What you have to do: Leave out the pictures and transcribe everything else exactly.

*** Data for this task

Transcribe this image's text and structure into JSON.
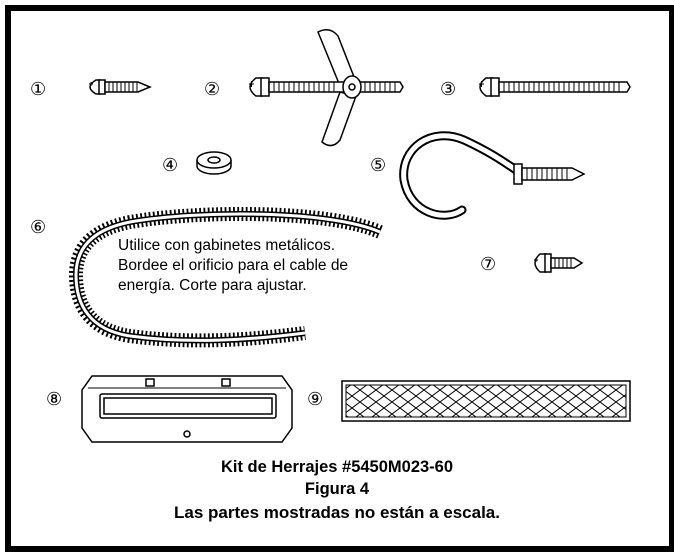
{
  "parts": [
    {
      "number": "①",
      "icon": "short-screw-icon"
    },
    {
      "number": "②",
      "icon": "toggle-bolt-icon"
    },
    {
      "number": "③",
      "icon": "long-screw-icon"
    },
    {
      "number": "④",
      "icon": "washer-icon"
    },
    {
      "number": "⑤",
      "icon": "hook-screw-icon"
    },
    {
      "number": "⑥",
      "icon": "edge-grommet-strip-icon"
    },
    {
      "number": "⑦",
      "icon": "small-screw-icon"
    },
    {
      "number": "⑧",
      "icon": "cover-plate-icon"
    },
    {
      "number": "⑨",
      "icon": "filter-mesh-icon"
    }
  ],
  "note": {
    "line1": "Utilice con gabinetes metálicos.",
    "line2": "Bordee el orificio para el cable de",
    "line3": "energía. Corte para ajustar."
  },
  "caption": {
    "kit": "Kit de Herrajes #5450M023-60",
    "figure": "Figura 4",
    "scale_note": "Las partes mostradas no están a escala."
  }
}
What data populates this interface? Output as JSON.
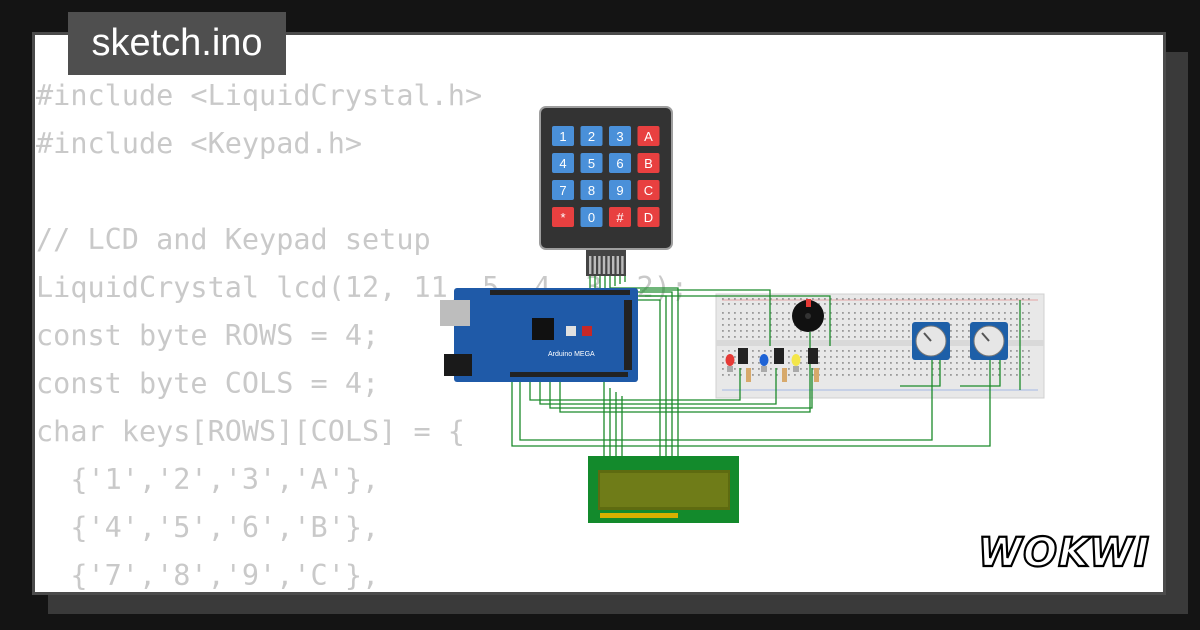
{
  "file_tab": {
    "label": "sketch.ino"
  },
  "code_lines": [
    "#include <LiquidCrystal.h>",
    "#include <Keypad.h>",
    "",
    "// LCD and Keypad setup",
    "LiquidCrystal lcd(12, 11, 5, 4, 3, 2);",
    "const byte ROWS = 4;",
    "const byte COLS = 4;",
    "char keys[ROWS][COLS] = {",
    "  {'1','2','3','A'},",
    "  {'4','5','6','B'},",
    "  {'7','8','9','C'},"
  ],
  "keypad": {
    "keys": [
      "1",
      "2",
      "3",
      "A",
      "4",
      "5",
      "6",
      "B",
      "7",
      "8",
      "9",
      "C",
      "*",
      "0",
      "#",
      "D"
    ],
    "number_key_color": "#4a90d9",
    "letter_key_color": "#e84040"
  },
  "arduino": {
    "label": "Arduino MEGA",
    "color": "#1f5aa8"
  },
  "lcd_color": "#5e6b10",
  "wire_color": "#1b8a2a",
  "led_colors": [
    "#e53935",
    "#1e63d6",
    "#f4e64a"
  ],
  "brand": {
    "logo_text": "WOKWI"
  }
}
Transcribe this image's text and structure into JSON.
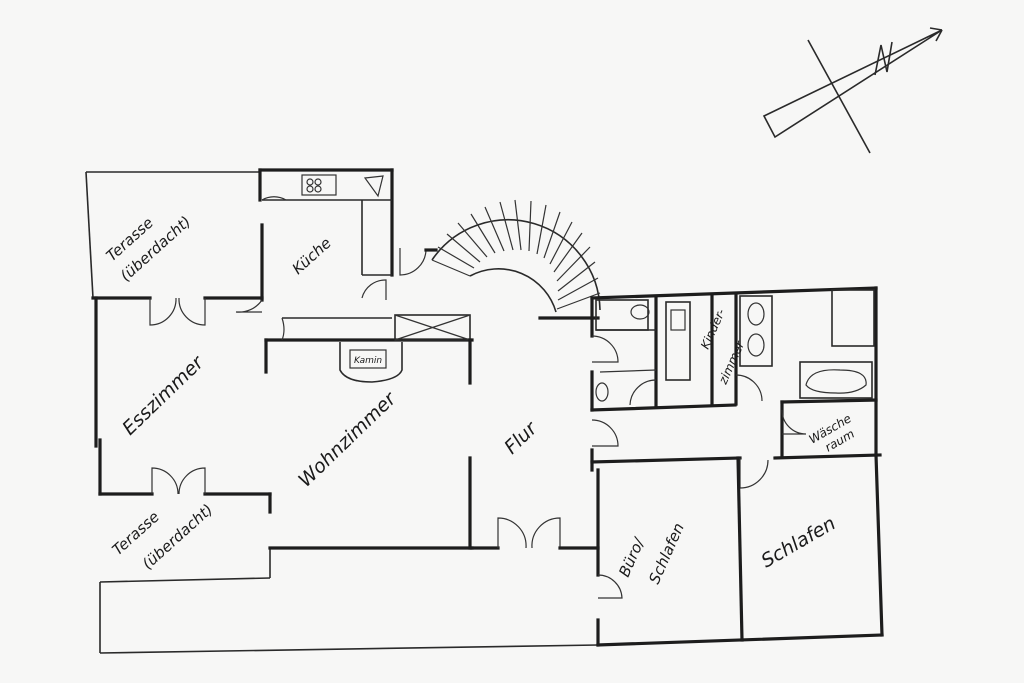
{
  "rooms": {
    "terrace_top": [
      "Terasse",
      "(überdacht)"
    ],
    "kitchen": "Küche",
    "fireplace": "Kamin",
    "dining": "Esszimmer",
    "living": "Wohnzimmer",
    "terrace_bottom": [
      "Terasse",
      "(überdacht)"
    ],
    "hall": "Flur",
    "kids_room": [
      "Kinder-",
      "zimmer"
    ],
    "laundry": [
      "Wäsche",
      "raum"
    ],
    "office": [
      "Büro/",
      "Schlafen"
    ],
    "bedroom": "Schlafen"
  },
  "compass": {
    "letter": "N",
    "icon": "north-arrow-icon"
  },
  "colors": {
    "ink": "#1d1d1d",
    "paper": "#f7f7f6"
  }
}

******

Solution to the exercise:
Transcribe this image's text and structure into JSON.
{
  "parts": [
    {
      "number": "①",
      "icon": "short-screw-icon"
    },
    {
      "number": "②",
      "icon": "toggle-bolt-icon"
    },
    {
      "number": "③",
      "icon": "long-screw-icon"
    },
    {
      "number": "④",
      "icon": "washer-icon"
    },
    {
      "number": "⑤",
      "icon": "hook-screw-icon"
    },
    {
      "number": "⑥",
      "icon": "edge-grommet-strip-icon"
    },
    {
      "number": "⑦",
      "icon": "small-screw-icon"
    },
    {
      "number": "⑧",
      "icon": "cover-plate-icon"
    },
    {
      "number": "⑨",
      "icon": "filter-mesh-icon"
    }
  ],
  "note": {
    "line1": "Utilice con gabinetes metálicos.",
    "line2": "Bordee el orificio para el cable de",
    "line3": "energía. Corte para ajustar."
  },
  "caption": {
    "kit": "Kit de Herrajes #5450M023-60",
    "figure": "Figura 4",
    "scale_note": "Las partes mostradas no están a escala."
  }
}
What data populates this interface? Output as JSON.
{
  "file_tab": {
    "label": "sketch.ino"
  },
  "code_lines": [
    "#include <LiquidCrystal.h>",
    "#include <Keypad.h>",
    "",
    "// LCD and Keypad setup",
    "LiquidCrystal lcd(12, 11, 5, 4, 3, 2);",
    "const byte ROWS = 4;",
    "const byte COLS = 4;",
    "char keys[ROWS][COLS] = {",
    "  {'1','2','3','A'},",
    "  {'4','5','6','B'},",
    "  {'7','8','9','C'},"
  ],
  "keypad": {
    "keys": [
      "1",
      "2",
      "3",
      "A",
      "4",
      "5",
      "6",
      "B",
      "7",
      "8",
      "9",
      "C",
      "*",
      "0",
      "#",
      "D"
    ],
    "number_key_color": "#4a90d9",
    "letter_key_color": "#e84040"
  },
  "arduino": {
    "label": "Arduino MEGA",
    "color": "#1f5aa8"
  },
  "lcd_color": "#5e6b10",
  "wire_color": "#1b8a2a",
  "led_colors": [
    "#e53935",
    "#1e63d6",
    "#f4e64a"
  ],
  "brand": {
    "logo_text": "WOKWI"
  }
}
Transcribe this image's text and structure into JSON.
{
  "rooms": {
    "terrace_top": [
      "Terasse",
      "(überdacht)"
    ],
    "kitchen": "Küche",
    "fireplace": "Kamin",
    "dining": "Esszimmer",
    "living": "Wohnzimmer",
    "terrace_bottom": [
      "Terasse",
      "(überdacht)"
    ],
    "hall": "Flur",
    "kids_room": [
      "Kinder-",
      "zimmer"
    ],
    "laundry": [
      "Wäsche",
      "raum"
    ],
    "office": [
      "Büro/",
      "Schlafen"
    ],
    "bedroom": "Schlafen"
  },
  "compass": {
    "letter": "N",
    "icon": "north-arrow-icon"
  },
  "colors": {
    "ink": "#1d1d1d",
    "paper": "#f7f7f6"
  }
}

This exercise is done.